_Task to carry out_
Read the records and write them out again exactly.

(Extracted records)
** BEGIN **

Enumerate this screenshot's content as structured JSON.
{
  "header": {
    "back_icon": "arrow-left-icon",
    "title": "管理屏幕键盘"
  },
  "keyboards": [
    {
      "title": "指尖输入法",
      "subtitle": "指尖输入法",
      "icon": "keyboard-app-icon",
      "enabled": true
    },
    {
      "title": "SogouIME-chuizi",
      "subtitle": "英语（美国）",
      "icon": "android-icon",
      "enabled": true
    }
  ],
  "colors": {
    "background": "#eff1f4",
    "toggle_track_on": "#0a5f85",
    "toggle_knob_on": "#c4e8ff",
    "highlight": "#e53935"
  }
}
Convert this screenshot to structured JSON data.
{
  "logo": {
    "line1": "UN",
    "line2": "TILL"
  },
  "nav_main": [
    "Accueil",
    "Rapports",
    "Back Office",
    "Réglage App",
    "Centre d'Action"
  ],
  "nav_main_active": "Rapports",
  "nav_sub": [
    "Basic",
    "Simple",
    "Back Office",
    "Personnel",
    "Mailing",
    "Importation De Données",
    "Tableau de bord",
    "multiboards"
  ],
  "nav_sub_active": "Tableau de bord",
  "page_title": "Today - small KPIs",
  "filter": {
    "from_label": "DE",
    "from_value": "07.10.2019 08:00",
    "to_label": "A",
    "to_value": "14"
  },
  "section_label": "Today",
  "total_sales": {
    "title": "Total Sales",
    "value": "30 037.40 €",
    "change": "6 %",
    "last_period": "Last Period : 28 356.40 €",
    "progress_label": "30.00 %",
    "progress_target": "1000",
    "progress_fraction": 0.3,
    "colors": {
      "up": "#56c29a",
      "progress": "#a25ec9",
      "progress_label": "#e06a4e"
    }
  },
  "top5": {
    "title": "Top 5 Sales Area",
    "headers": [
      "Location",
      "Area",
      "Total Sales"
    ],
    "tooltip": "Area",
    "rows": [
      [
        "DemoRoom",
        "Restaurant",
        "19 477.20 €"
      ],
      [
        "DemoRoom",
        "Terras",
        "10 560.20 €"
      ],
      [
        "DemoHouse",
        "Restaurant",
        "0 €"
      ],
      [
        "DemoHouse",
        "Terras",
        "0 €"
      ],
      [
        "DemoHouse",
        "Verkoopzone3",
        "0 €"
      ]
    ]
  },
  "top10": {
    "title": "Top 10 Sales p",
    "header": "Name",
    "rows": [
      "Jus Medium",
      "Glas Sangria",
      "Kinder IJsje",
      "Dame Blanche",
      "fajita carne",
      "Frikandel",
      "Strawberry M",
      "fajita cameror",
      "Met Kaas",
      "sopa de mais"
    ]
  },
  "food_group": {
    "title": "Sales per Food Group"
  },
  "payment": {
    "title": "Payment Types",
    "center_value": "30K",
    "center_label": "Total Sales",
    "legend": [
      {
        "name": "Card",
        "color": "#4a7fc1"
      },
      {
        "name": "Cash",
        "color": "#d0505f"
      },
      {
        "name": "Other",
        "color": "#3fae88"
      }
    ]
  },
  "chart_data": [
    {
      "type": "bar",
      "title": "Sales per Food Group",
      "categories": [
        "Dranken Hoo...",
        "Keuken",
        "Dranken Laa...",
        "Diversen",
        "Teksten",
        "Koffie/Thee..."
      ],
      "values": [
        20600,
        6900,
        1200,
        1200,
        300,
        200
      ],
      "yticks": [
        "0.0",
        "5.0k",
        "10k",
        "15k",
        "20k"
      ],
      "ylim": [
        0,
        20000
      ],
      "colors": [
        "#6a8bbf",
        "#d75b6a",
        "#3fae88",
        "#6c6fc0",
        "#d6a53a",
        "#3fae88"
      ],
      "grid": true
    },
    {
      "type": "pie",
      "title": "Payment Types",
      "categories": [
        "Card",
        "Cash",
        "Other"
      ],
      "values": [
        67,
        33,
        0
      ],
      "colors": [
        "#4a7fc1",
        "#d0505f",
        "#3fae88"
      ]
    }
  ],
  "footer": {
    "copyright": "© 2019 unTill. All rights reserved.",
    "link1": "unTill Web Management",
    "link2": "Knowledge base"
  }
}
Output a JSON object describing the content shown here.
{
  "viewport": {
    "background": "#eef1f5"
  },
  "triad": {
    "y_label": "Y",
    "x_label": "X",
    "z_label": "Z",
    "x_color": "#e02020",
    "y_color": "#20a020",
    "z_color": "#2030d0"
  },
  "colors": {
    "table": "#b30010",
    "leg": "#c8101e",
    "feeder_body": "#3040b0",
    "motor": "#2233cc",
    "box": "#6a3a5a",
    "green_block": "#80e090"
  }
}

** END **

_Written response_
Enumerate this screenshot's content as structured JSON.
{
  "header": {
    "back_icon": "arrow-left-icon",
    "title": "管理屏幕键盘"
  },
  "keyboards": [
    {
      "title": "指尖输入法",
      "subtitle": "指尖输入法",
      "icon": "keyboard-app-icon",
      "enabled": true
    },
    {
      "title": "SogouIME-chuizi",
      "subtitle": "英语（美国）",
      "icon": "android-icon",
      "enabled": true
    }
  ],
  "colors": {
    "background": "#eff1f4",
    "toggle_track_on": "#0a5f85",
    "toggle_knob_on": "#c4e8ff",
    "highlight": "#e53935"
  }
}
Convert this screenshot to structured JSON data.
{
  "logo": {
    "line1": "UN",
    "line2": "TILL"
  },
  "nav_main": [
    "Accueil",
    "Rapports",
    "Back Office",
    "Réglage App",
    "Centre d'Action"
  ],
  "nav_main_active": "Rapports",
  "nav_sub": [
    "Basic",
    "Simple",
    "Back Office",
    "Personnel",
    "Mailing",
    "Importation De Données",
    "Tableau de bord",
    "multiboards"
  ],
  "nav_sub_active": "Tableau de bord",
  "page_title": "Today - small KPIs",
  "filter": {
    "from_label": "DE",
    "from_value": "07.10.2019 08:00",
    "to_label": "A",
    "to_value": "14"
  },
  "section_label": "Today",
  "total_sales": {
    "title": "Total Sales",
    "value": "30 037.40 €",
    "change": "6 %",
    "last_period": "Last Period : 28 356.40 €",
    "progress_label": "30.00 %",
    "progress_target": "1000",
    "progress_fraction": 0.3,
    "colors": {
      "up": "#56c29a",
      "progress": "#a25ec9",
      "progress_label": "#e06a4e"
    }
  },
  "top5": {
    "title": "Top 5 Sales Area",
    "headers": [
      "Location",
      "Area",
      "Total Sales"
    ],
    "tooltip": "Area",
    "rows": [
      [
        "DemoRoom",
        "Restaurant",
        "19 477.20 €"
      ],
      [
        "DemoRoom",
        "Terras",
        "10 560.20 €"
      ],
      [
        "DemoHouse",
        "Restaurant",
        "0 €"
      ],
      [
        "DemoHouse",
        "Terras",
        "0 €"
      ],
      [
        "DemoHouse",
        "Verkoopzone3",
        "0 €"
      ]
    ]
  },
  "top10": {
    "title": "Top 10 Sales p",
    "header": "Name",
    "rows": [
      "Jus Medium",
      "Glas Sangria",
      "Kinder IJsje",
      "Dame Blanche",
      "fajita carne",
      "Frikandel",
      "Strawberry M",
      "fajita cameror",
      "Met Kaas",
      "sopa de mais"
    ]
  },
  "food_group": {
    "title": "Sales per Food Group"
  },
  "payment": {
    "title": "Payment Types",
    "center_value": "30K",
    "center_label": "Total Sales",
    "legend": [
      {
        "name": "Card",
        "color": "#4a7fc1"
      },
      {
        "name": "Cash",
        "color": "#d0505f"
      },
      {
        "name": "Other",
        "color": "#3fae88"
      }
    ]
  },
  "chart_data": [
    {
      "type": "bar",
      "title": "Sales per Food Group",
      "categories": [
        "Dranken Hoo...",
        "Keuken",
        "Dranken Laa...",
        "Diversen",
        "Teksten",
        "Koffie/Thee..."
      ],
      "values": [
        20600,
        6900,
        1200,
        1200,
        300,
        200
      ],
      "yticks": [
        "0.0",
        "5.0k",
        "10k",
        "15k",
        "20k"
      ],
      "ylim": [
        0,
        20000
      ],
      "colors": [
        "#6a8bbf",
        "#d75b6a",
        "#3fae88",
        "#6c6fc0",
        "#d6a53a",
        "#3fae88"
      ],
      "grid": true
    },
    {
      "type": "pie",
      "title": "Payment Types",
      "categories": [
        "Card",
        "Cash",
        "Other"
      ],
      "values": [
        67,
        33,
        0
      ],
      "colors": [
        "#4a7fc1",
        "#d0505f",
        "#3fae88"
      ]
    }
  ],
  "footer": {
    "copyright": "© 2019 unTill. All rights reserved.",
    "link1": "unTill Web Management",
    "link2": "Knowledge base"
  }
}
Output a JSON object describing the content shown here.
{
  "viewport": {
    "background": "#eef1f5"
  },
  "triad": {
    "y_label": "Y",
    "x_label": "X",
    "z_label": "Z",
    "x_color": "#e02020",
    "y_color": "#20a020",
    "z_color": "#2030d0"
  },
  "colors": {
    "table": "#b30010",
    "leg": "#c8101e",
    "feeder_body": "#3040b0",
    "motor": "#2233cc",
    "box": "#6a3a5a",
    "green_block": "#80e090"
  }
}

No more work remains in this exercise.